CHALLENGE –
Search the material below for the word "ورواه". Copy every line that has it.

Saved entries
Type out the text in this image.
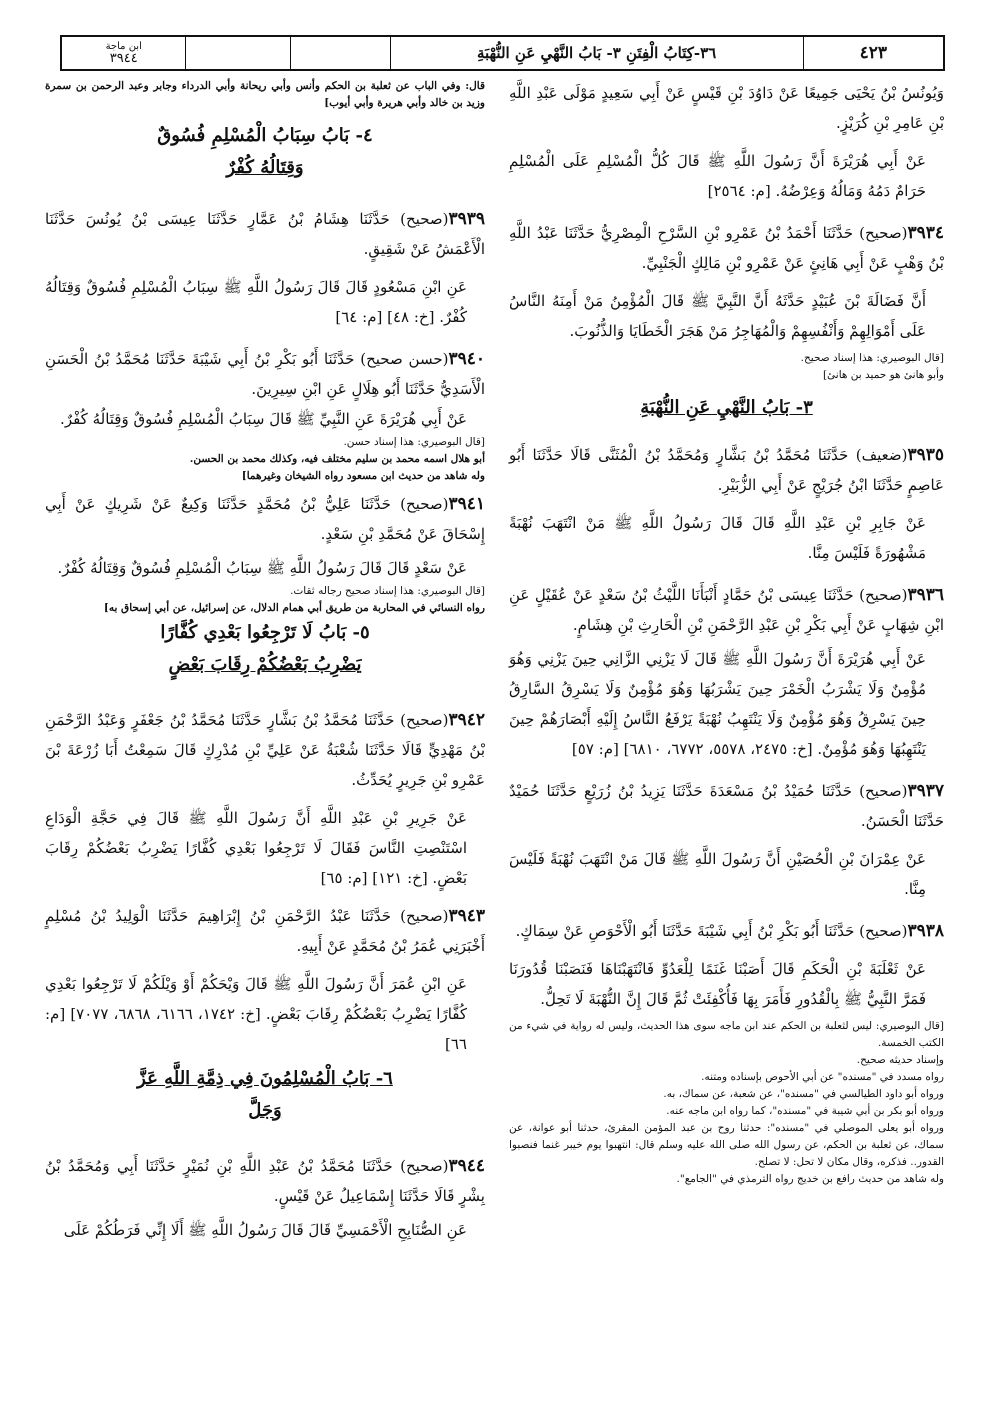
ابن ماجة
٣٩٤٤	٣٦-كِتَابُ الْفِتَنِ ٣- بَابُ النَّهْيِ عَنِ النُّهْبَةِ	٤٢٣

وَيُونُسُ بْنُ يَحْيَى جَمِيعًا عَنْ دَاوُدَ بْنِ قَيْسٍ عَنْ أَبِي سَعِيدٍ مَوْلَى عَبْدِ اللَّهِ بْنِ عَامِرِ بْنِ كُرَيْزٍ.

عَنْ أَبِي هُرَيْرَةَ أَنَّ رَسُولَ اللَّهِ ﷺ قَالَ كُلُّ الْمُسْلِمِ عَلَى الْمُسْلِمِ حَرَامٌ دَمُهُ وَمَالُهُ وَعِرْضُهُ. [م: ٢٥٦٤]

٣٩٣٤(صحيح) حَدَّثَنَا أَحْمَدُ بْنُ عَمْرِو بْنِ السَّرْحِ الْمِصْرِيُّ حَدَّثَنَا عَبْدُ اللَّهِ بْنُ وَهْبٍ عَنْ أَبِي هَانِئٍ عَنْ عَمْرِو بْنِ مَالِكٍ الْجَنْبِيِّ.

أَنَّ فَضَالَةَ بْنَ عُبَيْدٍ حَدَّثَهُ أَنَّ النَّبِيَّ ﷺ قَالَ الْمُؤْمِنُ مَنْ أَمِنَهُ النَّاسُ عَلَى أَمْوَالِهِمْ وَأَنْفُسِهِمْ وَالْمُهَاجِرُ مَنْ هَجَرَ الْخَطَايَا وَالذُّنُوبَ.

[قال البوصيري: هذا إسناد صحيح.

وأبو هانئ هو حميد بن هانئ]

٣- بَابُ النَّهْيِ عَنِ النُّهْبَةِ

٣٩٣٥(ضعيف) حَدَّثَنَا مُحَمَّدُ بْنُ بَشَّارٍ وَمُحَمَّدُ بْنُ الْمُثَنَّى قَالَا حَدَّثَنَا أَبُو عَاصِمٍ حَدَّثَنَا ابْنُ جُرَيْجٍ عَنْ أَبِي الزُّبَيْرِ.

عَنْ جَابِرِ بْنِ عَبْدِ اللَّهِ قَالَ قَالَ رَسُولُ اللَّهِ ﷺ مَنْ انْتَهَبَ نُهْبَةً مَشْهُورَةً فَلَيْسَ مِنَّا.

٣٩٣٦(صحيح) حَدَّثَنَا عِيسَى بْنُ حَمَّادٍ أَنْبَأَنَا اللَّيْثُ بْنُ سَعْدٍ عَنْ عُقَيْلٍ عَنِ ابْنِ شِهَابٍ عَنْ أَبِي بَكْرِ بْنِ عَبْدِ الرَّحْمَنِ بْنِ الْحَارِثِ بْنِ هِشَامٍ.

عَنْ أَبِي هُرَيْرَةَ أَنَّ رَسُولَ اللَّهِ ﷺ قَالَ لَا يَزْنِي الزَّانِي حِينَ يَزْنِي وَهُوَ مُؤْمِنٌ وَلَا يَشْرَبُ الْخَمْرَ حِينَ يَشْرَبُهَا وَهُوَ مُؤْمِنٌ وَلَا يَسْرِقُ السَّارِقُ حِينَ يَسْرِقُ وَهُوَ مُؤْمِنٌ وَلَا يَنْتَهِبُ نُهْبَةً يَرْفَعُ النَّاسُ إِلَيْهِ أَبْصَارَهُمْ حِينَ يَنْتَهِبُهَا وَهُوَ مُؤْمِنٌ. [خ: ٢٤٧٥، ٥٥٧٨، ٦٧٧٢، ٦٨١٠] [م: ٥٧]

٣٩٣٧(صحيح) حَدَّثَنَا حُمَيْدُ بْنُ مَسْعَدَةَ حَدَّثَنَا يَزِيدُ بْنُ زُرَيْعٍ حَدَّثَنَا حُمَيْدٌ حَدَّثَنَا الْحَسَنُ.

عَنْ عِمْرَانَ بْنِ الْحُصَيْنِ أَنَّ رَسُولَ اللَّهِ ﷺ قَالَ مَنْ انْتَهَبَ نُهْبَةً فَلَيْسَ مِنَّا.

٣٩٣٨(صحيح) حَدَّثَنَا أَبُو بَكْرِ بْنُ أَبِي شَيْبَةَ حَدَّثَنَا أَبُو الْأَحْوَصِ عَنْ سِمَاكٍ.

عَنْ ثَعْلَبَةَ بْنِ الْحَكَمِ قَالَ أَصَبْنَا غَنَمًا لِلْعَدُوِّ فَانْتَهَبْنَاهَا فَنَصَبْنَا قُدُورَنَا فَمَرَّ النَّبِيُّ ﷺ بِالْقُدُورِ فَأَمَرَ بِهَا فَأُكْفِئَتْ ثُمَّ قَالَ إِنَّ النُّهْبَةَ لَا تَحِلُّ.

[قال البوصيري: ليس لثعلبة بن الحكم عند ابن ماجه سوى هذا الحديث، وليس له رواية في شيء من الكتب الخمسة.

وإسناد حديثه صحيح.

رواه مسدد في "مسنده" عن أبي الأحوص بإسناده ومتنه.

ورواه أبو داود الطيالسي في "مسنده"، عن شعبة، عن سماك، به.

ورواه أبو بكر بن أبي شيبة في "مسنده"، كما رواه ابن ماجه عنه.

ورواه أبو يعلى الموصلي في "مسنده": حدثنا روح بن عبد المؤمن المقرئ، حدثنا أبو عوانة، عن سماك، عن ثعلبة بن الحكم، عن رسول الله صلى الله عليه وسلم قال: انتهبوا يوم خيبر غنما فنصبوا القدور.. فذكره، وقال مكان لا تحل: لا تصلح.

وله شاهد من حديث رافع بن خديج رواه الترمذي في "الجامع".

قال: وفي الباب عن ثعلبة بن الحكم وأنس وأبي ريحانة وأبي الدرداء وجابر وعبد الرحمن بن سمرة وزيد بن خالد وأبي هريرة وأبي أيوب]

٤- بَابُ سِبَابُ الْمُسْلِمِ فُسُوقٌ

وَقِتَالُهُ كُفْرٌ

٣٩٣٩(صحيح) حَدَّثَنَا هِشَامُ بْنُ عَمَّارٍ حَدَّثَنَا عِيسَى بْنُ يُونُسَ حَدَّثَنَا الْأَعْمَشُ عَنْ شَقِيقٍ.

عَنِ ابْنِ مَسْعُودٍ قَالَ قَالَ رَسُولُ اللَّهِ ﷺ سِبَابُ الْمُسْلِمِ فُسُوقٌ وَقِتَالُهُ كُفْرٌ. [خ: ٤٨] [م: ٦٤]

٣٩٤٠(حسن صحيح) حَدَّثَنَا أَبُو بَكْرِ بْنُ أَبِي شَيْبَةَ حَدَّثَنَا مُحَمَّدُ بْنُ الْحَسَنِ الْأَسَدِيُّ حَدَّثَنَا أَبُو هِلَالٍ عَنِ ابْنِ سِيرِينَ.

عَنْ أَبِي هُرَيْرَةَ عَنِ النَّبِيِّ ﷺ قَالَ سِبَابُ الْمُسْلِمِ فُسُوقٌ وَقِتَالُهُ كُفْرٌ.

[قال البوصيري: هذا إسناد حسن.

أبو هلال اسمه محمد بن سليم مختلف فيه، وكذلك محمد بن الحسن.

وله شاهد من حديث ابن مسعود رواه الشيخان وغيرهما]

٣٩٤١(صحيح) حَدَّثَنَا عَلِيُّ بْنُ مُحَمَّدٍ حَدَّثَنَا وَكِيعٌ عَنْ شَرِيكٍ عَنْ أَبِي إِسْحَاقَ عَنْ مُحَمَّدِ بْنِ سَعْدٍ.

عَنْ سَعْدٍ قَالَ قَالَ رَسُولُ اللَّهِ ﷺ سِبَابُ الْمُسْلِمِ فُسُوقٌ وَقِتَالُهُ كُفْرٌ.

[قال البوصيري: هذا إسناد صحيح رجاله ثقات.

رواه النسائي في المحاربة من طريق أبي همام الدلال، عن إسرائيل، عن أبي إسحاق به]

٥- بَابُ لَا تَرْجِعُوا بَعْدِي كُفَّارًا

يَضْرِبُ بَعْضُكُمْ رِقَابَ بَعْضٍ

٣٩٤٢(صحيح) حَدَّثَنَا مُحَمَّدُ بْنُ بَشَّارٍ حَدَّثَنَا مُحَمَّدُ بْنُ جَعْفَرٍ وَعَبْدُ الرَّحْمَنِ بْنُ مَهْدِيٍّ قَالَا حَدَّثَنَا شُعْبَةُ عَنْ عَلِيِّ بْنِ مُدْرِكٍ قَالَ سَمِعْتُ أَبَا زُرْعَةَ بْنَ عَمْرِو بْنِ جَرِيرٍ يُحَدِّثُ.

عَنْ جَرِيرِ بْنِ عَبْدِ اللَّهِ أَنَّ رَسُولَ اللَّهِ ﷺ قَالَ فِي حَجَّةِ الْوَدَاعِ اسْتَنْصِتِ النَّاسَ فَقَالَ لَا تَرْجِعُوا بَعْدِي كُفَّارًا يَضْرِبُ بَعْضُكُمْ رِقَابَ بَعْضٍ. [خ: ١٢١] [م: ٦٥]

٣٩٤٣(صحيح) حَدَّثَنَا عَبْدُ الرَّحْمَنِ بْنُ إِبْرَاهِيمَ حَدَّثَنَا الْوَلِيدُ بْنُ مُسْلِمٍ أَخْبَرَنِي عُمَرُ بْنُ مُحَمَّدٍ عَنْ أَبِيهِ.

عَنِ ابْنِ عُمَرَ أَنَّ رَسُولَ اللَّهِ ﷺ قَالَ وَيْحَكُمْ أَوْ وَيْلَكُمْ لَا تَرْجِعُوا بَعْدِي كُفَّارًا يَضْرِبُ بَعْضُكُمْ رِقَابَ بَعْضٍ. [خ: ١٧٤٢، ٦١٦٦، ٦٨٦٨، ٧٠٧٧] [م: ٦٦]

٦- بَابُ الْمُسْلِمُونَ فِي ذِمَّةِ اللَّهِ عَزَّ

وَجَلَّ

٣٩٤٤(صحيح) حَدَّثَنَا مُحَمَّدُ بْنُ عَبْدِ اللَّهِ بْنِ نُمَيْرٍ حَدَّثَنَا أَبِي وَمُحَمَّدُ بْنُ بِشْرٍ قَالَا حَدَّثَنَا إِسْمَاعِيلُ عَنْ قَيْسٍ.

عَنِ الصُّنَابِحِ الْأَحْمَسِيِّ قَالَ قَالَ رَسُولُ اللَّهِ ﷺ أَلَا إِنِّي فَرَطُكُمْ عَلَى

THE ANSWER –
ورواه أبو داود الطيالسي في "مسنده"، عن شعبة، عن سماك، به.
ورواه أبو بكر بن أبي شيبة في "مسنده"، كما رواه ابن ماجه عنه.
ورواه أبو يعلى الموصلي في "مسنده": حدثنا روح بن عبد المؤمن المقرئ، حدثنا أبو عوانة، عن سماك، عن ثعلبة بن الحكم، عن رسول الله صلى الله عليه وسلم قال: انتهبوا يوم خيبر غنما فنصبوا القدور.. فذكره، وقال مكان لا تحل: لا تصلح.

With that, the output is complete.